# [Set task]
Look through the data below and work out how many lines contain the string "this". Give the number alone.

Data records
## begin

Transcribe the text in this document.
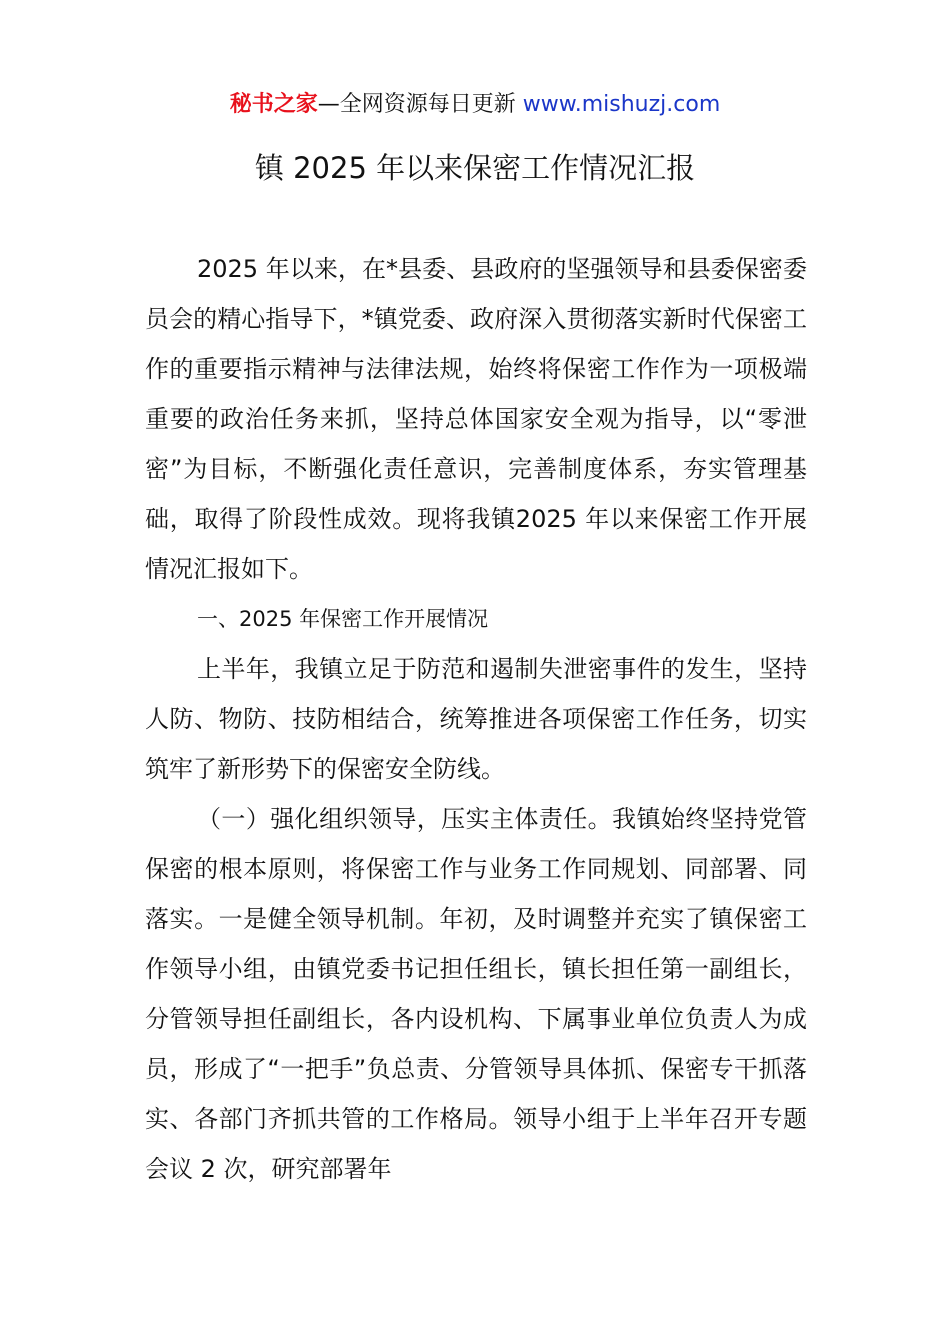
秘书之家—全网资源每日更新 www.mishuzj.com
镇 2025 年以来保密工作情况汇报

2025 年以来，在*县委、县政府的坚强领导和县委保密委员会的精心指导下，*镇党委、政府深入贯彻落实新时代保密工作的重要指示精神与法律法规，始终将保密工作作为一项极端重要的政治任务来抓，坚持总体国家安全观为指导，以“零泄密”为目标，不断强化责任意识，完善制度体系，夯实管理基础，取得了阶段性成效。现将我镇2025 年以来保密工作开展情况汇报如下。

一、2025 年保密工作开展情况

上半年，我镇立足于防范和遏制失泄密事件的发生，坚持人防、物防、技防相结合，统筹推进各项保密工作任务，切实筑牢了新形势下的保密安全防线。

（一）强化组织领导，压实主体责任。我镇始终坚持党管保密的根本原则，将保密工作与业务工作同规划、同部署、同落实。一是健全领导机制。年初，及时调整并充实了镇保密工作领导小组，由镇党委书记担任组长，镇长担任第一副组长，分管领导担任副组长，各内设机构、下属事业单位负责人为成员，形成了“一把手”负总责、分管领导具体抓、保密专干抓落实、各部门齐抓共管的工作格局。领导小组于上半年召开专题会议 2 次，研究部署年
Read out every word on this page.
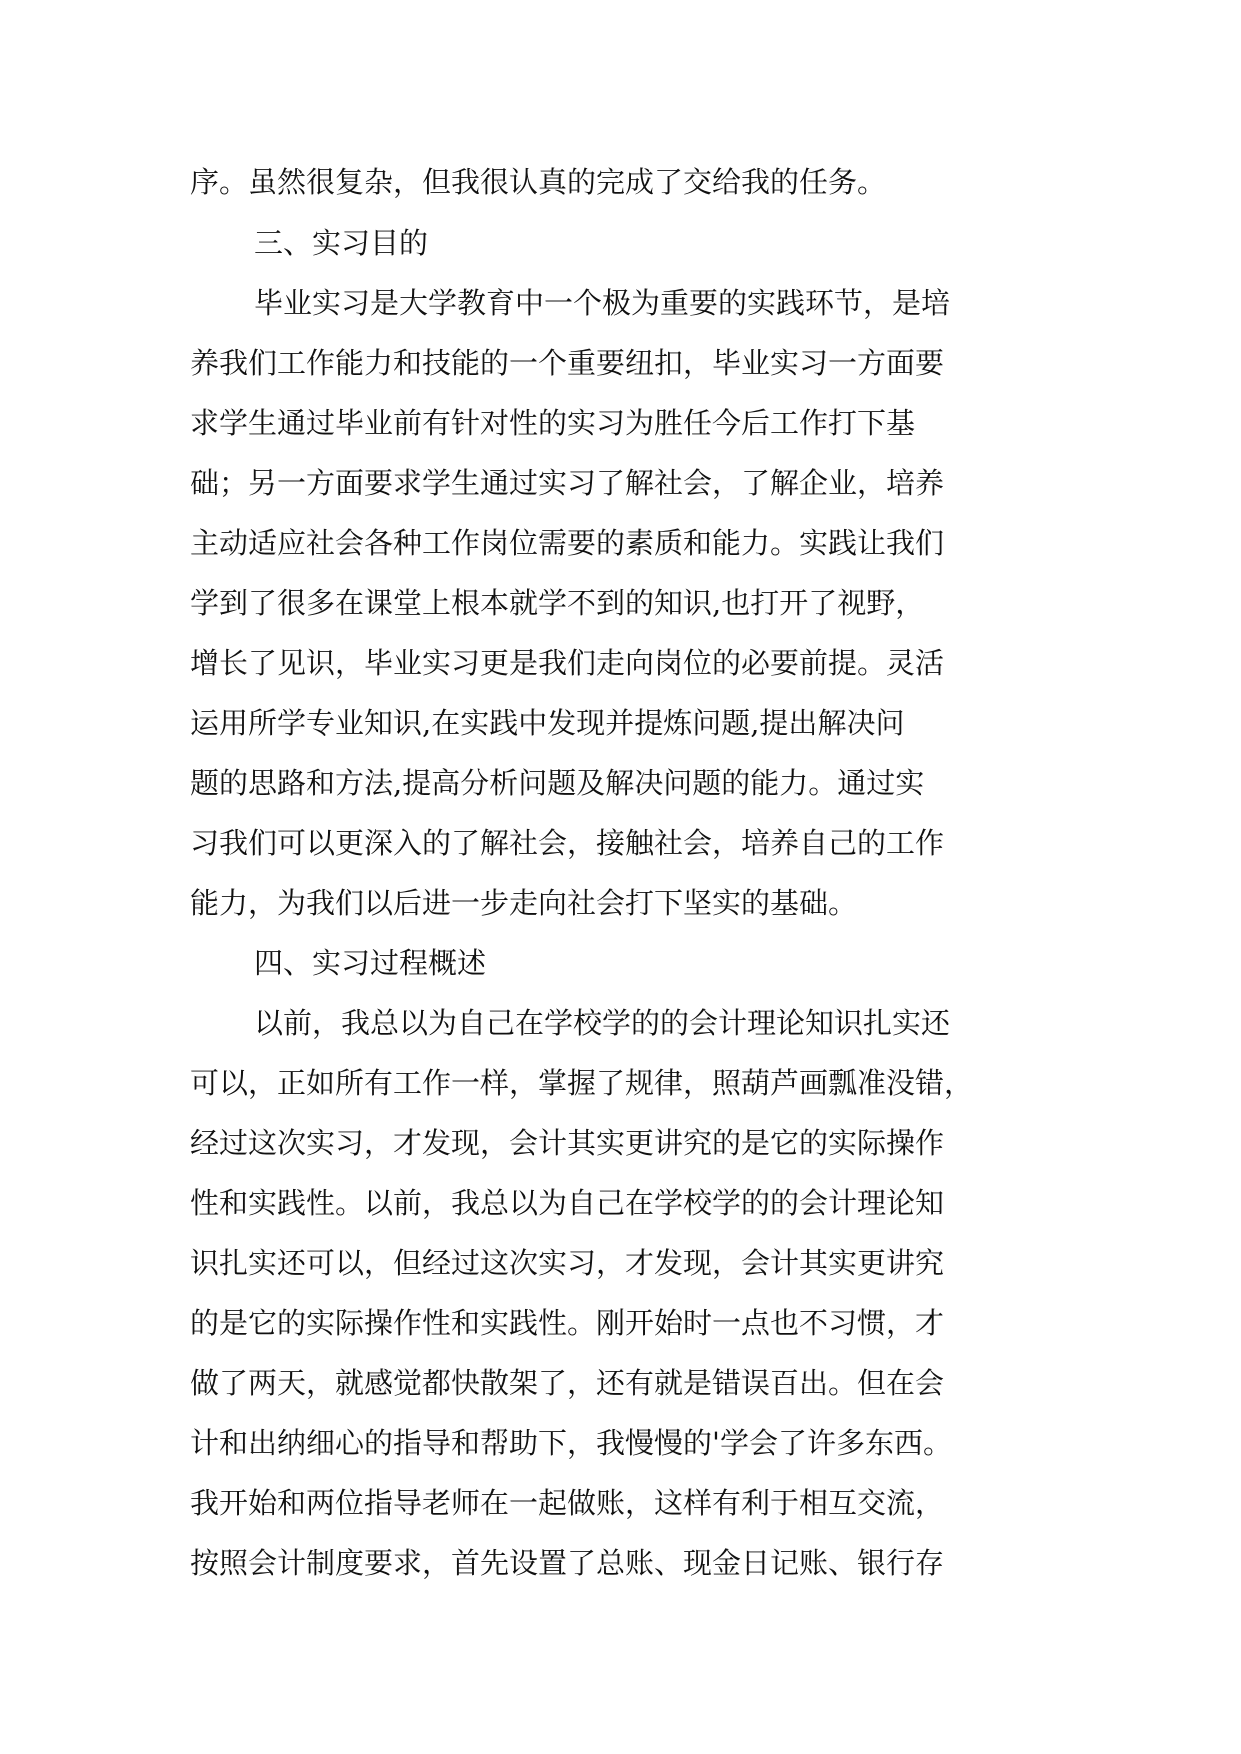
序。虽然很复杂，但我很认真的完成了交给我的任务。
三、实习目的
毕业实习是大学教育中一个极为重要的实践环节，是培
养我们工作能力和技能的一个重要纽扣，毕业实习一方面要
求学生通过毕业前有针对性的实习为胜任今后工作打下基
础；另一方面要求学生通过实习了解社会，了解企业，培养
主动适应社会各种工作岗位需要的素质和能力。实践让我们
学到了很多在课堂上根本就学不到的知识,也打开了视野，
增长了见识，毕业实习更是我们走向岗位的必要前提。灵活
运用所学专业知识,在实践中发现并提炼问题,提出解决问
题的思路和方法,提高分析问题及解决问题的能力。通过实
习我们可以更深入的了解社会，接触社会，培养自己的工作
能力，为我们以后进一步走向社会打下坚实的基础。
四、实习过程概述
以前，我总以为自己在学校学的的会计理论知识扎实还
可以，正如所有工作一样，掌握了规律，照葫芦画瓢准没错，
经过这次实习，才发现，会计其实更讲究的是它的实际操作
性和实践性。以前，我总以为自己在学校学的的会计理论知
识扎实还可以，但经过这次实习，才发现，会计其实更讲究
的是它的实际操作性和实践性。刚开始时一点也不习惯，才
做了两天，就感觉都快散架了，还有就是错误百出。但在会
计和出纳细心的指导和帮助下，我慢慢的'学会了许多东西。
我开始和两位指导老师在一起做账，这样有利于相互交流，
按照会计制度要求，首先设置了总账、现金日记账、银行存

## end

# [Correct output]
2